**INSTRUCTIONS TO FOLLOW:**
From the listing below, pull out the lines that hold "this".

_ _ _ _ _

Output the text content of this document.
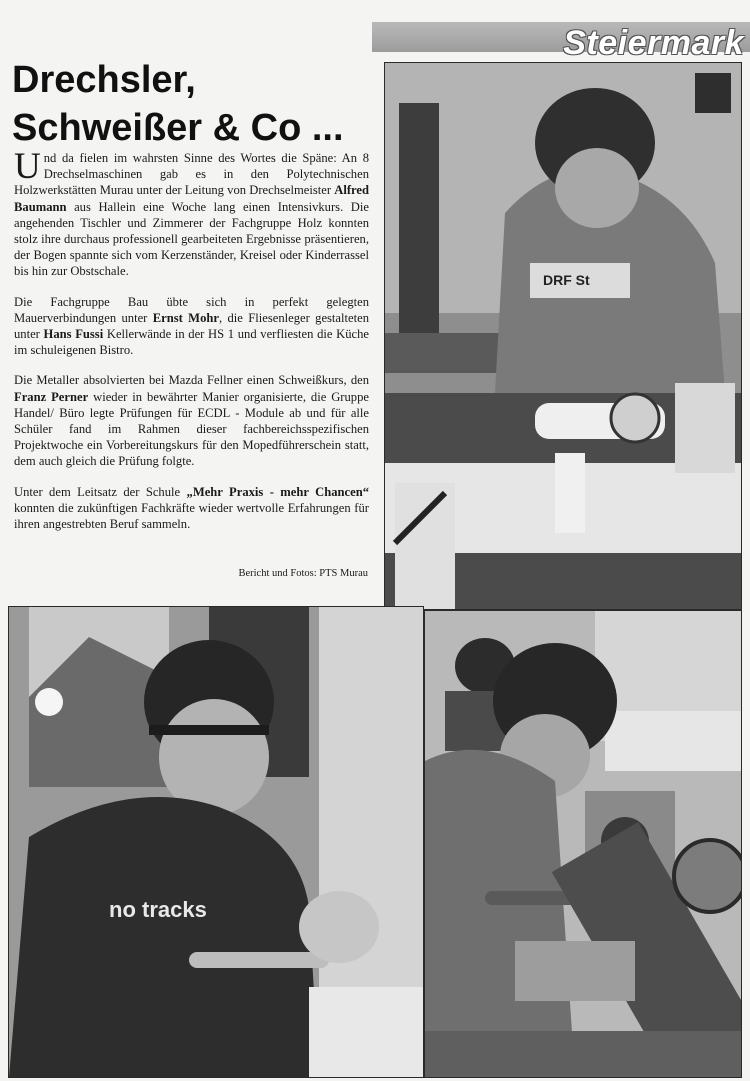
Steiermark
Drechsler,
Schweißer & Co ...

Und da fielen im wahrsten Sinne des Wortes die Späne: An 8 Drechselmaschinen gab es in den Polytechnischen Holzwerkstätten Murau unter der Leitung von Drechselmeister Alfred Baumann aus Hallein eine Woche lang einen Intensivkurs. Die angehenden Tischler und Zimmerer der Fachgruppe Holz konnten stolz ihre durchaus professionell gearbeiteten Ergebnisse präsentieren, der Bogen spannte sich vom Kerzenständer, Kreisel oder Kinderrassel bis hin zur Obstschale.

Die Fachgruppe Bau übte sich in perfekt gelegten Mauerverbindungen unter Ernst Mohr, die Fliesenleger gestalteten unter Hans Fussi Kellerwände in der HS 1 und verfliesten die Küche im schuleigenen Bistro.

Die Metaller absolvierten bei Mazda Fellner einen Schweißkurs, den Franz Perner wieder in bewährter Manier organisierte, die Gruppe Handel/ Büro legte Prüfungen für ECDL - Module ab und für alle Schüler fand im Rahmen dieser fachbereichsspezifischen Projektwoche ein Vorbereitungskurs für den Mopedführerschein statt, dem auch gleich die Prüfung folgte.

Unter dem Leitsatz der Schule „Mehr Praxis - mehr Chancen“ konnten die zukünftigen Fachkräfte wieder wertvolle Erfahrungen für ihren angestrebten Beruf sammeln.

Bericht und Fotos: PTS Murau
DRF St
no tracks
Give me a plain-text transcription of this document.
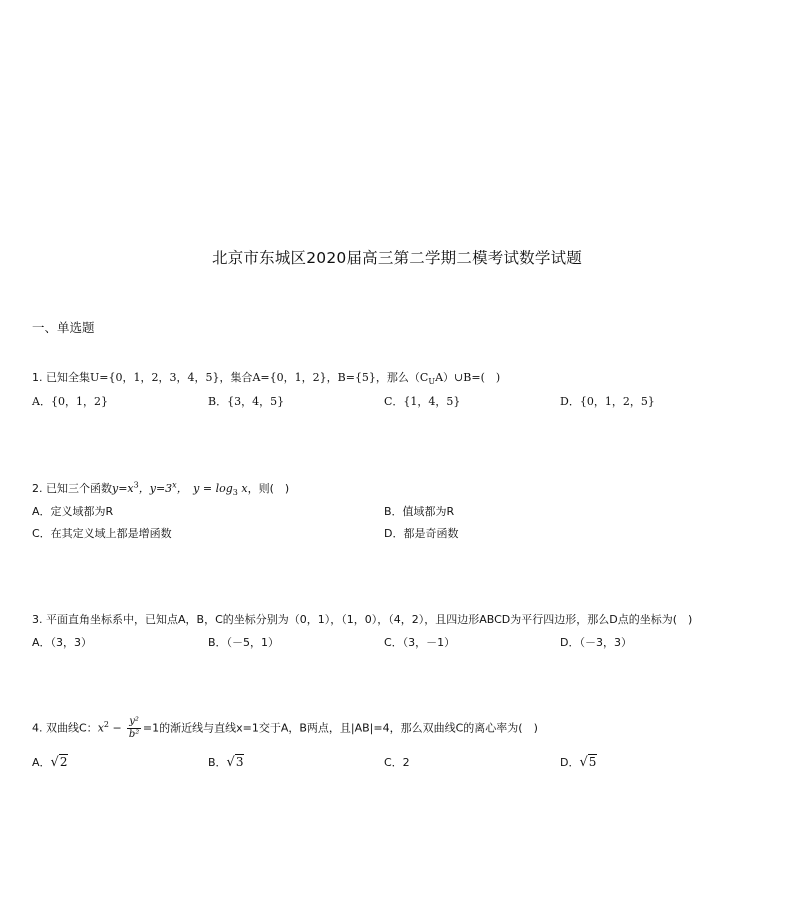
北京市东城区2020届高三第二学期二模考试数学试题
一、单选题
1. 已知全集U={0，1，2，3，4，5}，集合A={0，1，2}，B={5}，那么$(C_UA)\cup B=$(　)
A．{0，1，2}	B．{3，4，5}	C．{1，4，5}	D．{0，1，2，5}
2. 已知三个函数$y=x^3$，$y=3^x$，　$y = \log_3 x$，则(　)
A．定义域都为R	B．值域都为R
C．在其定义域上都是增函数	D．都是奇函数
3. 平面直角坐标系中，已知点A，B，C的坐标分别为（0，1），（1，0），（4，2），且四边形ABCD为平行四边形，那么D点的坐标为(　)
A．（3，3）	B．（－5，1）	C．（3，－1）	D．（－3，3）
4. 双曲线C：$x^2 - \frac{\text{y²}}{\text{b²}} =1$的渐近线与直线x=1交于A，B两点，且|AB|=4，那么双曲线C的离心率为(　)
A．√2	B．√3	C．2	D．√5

_ _ _ _ _

**SOLUTION:**
Output the text content of this document.
Give me a plain-text transcription of this document.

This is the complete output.